(JOB): Copy every line in which the string "welfare" occurs.

(DATA ENTRIES):
=====

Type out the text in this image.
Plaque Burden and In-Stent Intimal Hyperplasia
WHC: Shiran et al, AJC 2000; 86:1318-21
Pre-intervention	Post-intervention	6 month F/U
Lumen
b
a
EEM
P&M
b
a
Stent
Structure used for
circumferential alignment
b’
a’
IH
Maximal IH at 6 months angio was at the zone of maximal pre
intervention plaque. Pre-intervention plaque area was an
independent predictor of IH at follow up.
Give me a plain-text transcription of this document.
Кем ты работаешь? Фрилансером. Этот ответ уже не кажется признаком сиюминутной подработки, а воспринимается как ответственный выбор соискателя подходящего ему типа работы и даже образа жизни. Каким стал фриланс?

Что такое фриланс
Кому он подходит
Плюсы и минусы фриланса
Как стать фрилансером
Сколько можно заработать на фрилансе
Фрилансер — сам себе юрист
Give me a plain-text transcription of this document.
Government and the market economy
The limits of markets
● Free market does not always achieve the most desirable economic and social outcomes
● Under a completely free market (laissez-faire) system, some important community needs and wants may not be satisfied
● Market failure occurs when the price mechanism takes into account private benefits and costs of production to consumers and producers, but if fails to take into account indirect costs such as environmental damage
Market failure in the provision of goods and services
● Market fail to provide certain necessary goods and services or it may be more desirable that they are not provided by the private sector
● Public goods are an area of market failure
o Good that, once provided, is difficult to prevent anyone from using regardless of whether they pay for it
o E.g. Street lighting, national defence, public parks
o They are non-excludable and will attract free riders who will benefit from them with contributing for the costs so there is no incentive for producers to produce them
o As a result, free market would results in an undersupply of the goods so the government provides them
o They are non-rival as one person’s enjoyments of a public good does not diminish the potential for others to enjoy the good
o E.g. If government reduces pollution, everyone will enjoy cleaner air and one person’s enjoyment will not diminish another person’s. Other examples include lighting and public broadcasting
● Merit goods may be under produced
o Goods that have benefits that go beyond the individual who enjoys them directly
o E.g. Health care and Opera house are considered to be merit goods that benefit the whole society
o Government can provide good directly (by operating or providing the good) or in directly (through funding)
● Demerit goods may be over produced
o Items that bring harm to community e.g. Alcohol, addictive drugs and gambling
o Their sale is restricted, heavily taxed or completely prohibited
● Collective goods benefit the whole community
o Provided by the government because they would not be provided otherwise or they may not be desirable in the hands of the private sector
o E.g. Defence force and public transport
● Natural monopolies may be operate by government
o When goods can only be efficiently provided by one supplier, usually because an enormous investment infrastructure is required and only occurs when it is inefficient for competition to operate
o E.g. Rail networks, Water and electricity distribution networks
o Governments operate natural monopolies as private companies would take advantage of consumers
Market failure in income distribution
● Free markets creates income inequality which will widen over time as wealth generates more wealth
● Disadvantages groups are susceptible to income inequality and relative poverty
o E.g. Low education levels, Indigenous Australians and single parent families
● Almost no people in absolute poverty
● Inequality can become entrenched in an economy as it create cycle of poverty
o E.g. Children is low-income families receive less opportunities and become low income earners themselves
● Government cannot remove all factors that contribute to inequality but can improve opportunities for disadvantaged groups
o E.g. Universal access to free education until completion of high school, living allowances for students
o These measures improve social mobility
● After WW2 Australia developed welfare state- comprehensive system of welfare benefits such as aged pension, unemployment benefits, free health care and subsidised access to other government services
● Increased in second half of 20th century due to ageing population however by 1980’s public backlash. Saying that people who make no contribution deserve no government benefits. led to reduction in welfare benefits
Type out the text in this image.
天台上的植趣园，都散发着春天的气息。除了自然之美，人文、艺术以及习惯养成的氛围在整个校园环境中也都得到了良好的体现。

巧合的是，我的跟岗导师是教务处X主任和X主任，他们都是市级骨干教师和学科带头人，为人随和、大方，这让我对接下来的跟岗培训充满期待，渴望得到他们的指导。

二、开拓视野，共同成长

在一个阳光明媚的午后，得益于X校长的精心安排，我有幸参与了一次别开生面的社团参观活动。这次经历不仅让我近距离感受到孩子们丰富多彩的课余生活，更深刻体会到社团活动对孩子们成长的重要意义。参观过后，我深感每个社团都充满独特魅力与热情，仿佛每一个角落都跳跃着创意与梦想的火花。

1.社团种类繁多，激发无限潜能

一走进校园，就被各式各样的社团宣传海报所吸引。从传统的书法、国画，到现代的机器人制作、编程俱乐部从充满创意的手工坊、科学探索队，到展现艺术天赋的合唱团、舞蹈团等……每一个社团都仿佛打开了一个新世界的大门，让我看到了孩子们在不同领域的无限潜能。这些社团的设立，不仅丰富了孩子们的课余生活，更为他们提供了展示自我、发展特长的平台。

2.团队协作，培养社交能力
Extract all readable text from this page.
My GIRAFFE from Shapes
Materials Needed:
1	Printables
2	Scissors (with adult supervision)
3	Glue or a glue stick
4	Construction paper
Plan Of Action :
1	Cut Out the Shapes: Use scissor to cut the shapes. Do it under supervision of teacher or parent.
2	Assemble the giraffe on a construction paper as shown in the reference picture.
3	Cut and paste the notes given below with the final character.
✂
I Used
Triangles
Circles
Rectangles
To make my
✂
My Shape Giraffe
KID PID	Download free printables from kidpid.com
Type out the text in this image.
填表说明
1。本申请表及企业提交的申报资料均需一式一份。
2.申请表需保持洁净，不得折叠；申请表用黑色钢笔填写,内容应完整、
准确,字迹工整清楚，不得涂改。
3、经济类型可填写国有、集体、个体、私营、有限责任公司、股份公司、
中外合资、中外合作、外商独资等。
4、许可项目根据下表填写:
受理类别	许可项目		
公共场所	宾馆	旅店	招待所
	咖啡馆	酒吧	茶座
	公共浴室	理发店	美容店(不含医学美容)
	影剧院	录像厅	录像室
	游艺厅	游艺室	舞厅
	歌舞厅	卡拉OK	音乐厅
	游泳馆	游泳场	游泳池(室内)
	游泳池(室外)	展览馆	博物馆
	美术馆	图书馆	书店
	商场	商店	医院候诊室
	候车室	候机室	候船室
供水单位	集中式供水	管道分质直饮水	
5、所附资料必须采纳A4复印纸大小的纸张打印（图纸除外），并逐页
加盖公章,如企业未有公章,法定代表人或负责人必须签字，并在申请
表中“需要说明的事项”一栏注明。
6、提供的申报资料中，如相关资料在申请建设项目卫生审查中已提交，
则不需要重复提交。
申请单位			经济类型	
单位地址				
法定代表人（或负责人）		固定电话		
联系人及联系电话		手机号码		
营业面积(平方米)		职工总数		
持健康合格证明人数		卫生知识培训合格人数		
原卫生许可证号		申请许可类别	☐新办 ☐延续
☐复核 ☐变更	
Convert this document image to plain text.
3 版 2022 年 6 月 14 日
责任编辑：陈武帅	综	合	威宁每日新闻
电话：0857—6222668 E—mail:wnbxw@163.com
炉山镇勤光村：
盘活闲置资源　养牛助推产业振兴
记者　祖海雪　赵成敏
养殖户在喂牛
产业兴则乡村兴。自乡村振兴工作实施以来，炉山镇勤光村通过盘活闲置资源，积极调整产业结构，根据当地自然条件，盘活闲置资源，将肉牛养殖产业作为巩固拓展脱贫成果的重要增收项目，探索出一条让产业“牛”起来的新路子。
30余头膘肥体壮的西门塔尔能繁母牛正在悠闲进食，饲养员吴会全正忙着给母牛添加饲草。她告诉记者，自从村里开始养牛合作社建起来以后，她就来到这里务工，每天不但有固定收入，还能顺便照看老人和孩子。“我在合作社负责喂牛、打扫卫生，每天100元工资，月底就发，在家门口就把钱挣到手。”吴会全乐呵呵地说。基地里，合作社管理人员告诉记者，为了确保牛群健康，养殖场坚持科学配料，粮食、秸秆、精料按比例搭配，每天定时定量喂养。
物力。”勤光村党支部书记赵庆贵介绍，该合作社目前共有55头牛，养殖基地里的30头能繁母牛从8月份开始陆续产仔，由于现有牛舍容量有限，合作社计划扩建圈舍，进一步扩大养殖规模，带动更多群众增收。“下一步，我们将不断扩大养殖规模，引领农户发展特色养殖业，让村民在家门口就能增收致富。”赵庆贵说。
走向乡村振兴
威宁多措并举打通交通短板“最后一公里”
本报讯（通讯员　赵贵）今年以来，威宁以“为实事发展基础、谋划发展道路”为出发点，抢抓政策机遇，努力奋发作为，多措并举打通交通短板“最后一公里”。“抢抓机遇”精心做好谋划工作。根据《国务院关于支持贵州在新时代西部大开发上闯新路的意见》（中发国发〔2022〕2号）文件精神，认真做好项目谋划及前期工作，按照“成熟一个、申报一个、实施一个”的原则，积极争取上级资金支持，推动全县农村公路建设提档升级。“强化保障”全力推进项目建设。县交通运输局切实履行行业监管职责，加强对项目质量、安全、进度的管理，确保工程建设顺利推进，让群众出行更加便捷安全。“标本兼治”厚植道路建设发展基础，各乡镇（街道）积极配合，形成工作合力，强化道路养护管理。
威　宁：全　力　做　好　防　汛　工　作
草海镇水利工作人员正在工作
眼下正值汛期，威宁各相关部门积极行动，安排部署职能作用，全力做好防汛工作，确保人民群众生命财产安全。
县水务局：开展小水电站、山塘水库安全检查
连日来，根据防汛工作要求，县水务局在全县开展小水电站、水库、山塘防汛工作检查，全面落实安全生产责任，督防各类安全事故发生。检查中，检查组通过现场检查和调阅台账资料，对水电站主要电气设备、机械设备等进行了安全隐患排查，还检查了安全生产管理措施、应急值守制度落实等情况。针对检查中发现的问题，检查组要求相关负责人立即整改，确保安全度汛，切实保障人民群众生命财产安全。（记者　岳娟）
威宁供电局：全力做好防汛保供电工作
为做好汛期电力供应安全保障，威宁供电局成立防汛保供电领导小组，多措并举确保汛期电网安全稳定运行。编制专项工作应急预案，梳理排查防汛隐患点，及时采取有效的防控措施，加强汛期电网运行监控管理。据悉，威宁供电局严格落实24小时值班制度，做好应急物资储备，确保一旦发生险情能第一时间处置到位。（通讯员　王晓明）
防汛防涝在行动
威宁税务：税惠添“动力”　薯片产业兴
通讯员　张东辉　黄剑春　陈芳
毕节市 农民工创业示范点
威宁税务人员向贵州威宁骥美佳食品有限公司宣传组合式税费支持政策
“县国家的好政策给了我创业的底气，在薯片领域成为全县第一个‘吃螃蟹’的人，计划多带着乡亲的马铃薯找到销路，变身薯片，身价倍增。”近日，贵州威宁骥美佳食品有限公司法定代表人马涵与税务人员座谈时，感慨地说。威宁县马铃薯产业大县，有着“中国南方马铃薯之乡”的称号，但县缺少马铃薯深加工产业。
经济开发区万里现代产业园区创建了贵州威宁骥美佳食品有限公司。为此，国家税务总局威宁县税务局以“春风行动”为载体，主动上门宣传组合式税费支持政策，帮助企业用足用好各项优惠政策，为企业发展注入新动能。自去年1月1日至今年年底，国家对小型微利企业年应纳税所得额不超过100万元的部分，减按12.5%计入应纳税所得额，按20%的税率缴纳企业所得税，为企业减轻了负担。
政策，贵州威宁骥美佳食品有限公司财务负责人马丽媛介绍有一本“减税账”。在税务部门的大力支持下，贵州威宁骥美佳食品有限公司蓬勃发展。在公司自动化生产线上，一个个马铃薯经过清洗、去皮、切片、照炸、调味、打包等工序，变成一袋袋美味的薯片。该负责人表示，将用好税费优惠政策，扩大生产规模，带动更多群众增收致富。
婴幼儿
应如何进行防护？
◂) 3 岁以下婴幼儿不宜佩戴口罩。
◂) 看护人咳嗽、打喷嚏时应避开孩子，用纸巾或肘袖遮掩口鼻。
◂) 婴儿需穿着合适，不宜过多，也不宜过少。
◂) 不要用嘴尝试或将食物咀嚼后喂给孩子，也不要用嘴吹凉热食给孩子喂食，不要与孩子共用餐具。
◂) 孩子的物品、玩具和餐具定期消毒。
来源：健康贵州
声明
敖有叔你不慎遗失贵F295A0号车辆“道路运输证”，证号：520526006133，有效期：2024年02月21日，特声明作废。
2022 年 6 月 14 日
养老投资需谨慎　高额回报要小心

=====

(ANSWER FOR THIS EXERCISE):
● After WW2 Australia developed welfare state- comprehensive system of welfare benefits such as aged pension, unemployment benefits, free health care and subsidised access to other government services
● Increased in second half of 20th century due to ageing population however by 1980’s public backlash. Saying that people who make no contribution deserve no government benefits. led to reduction in welfare benefits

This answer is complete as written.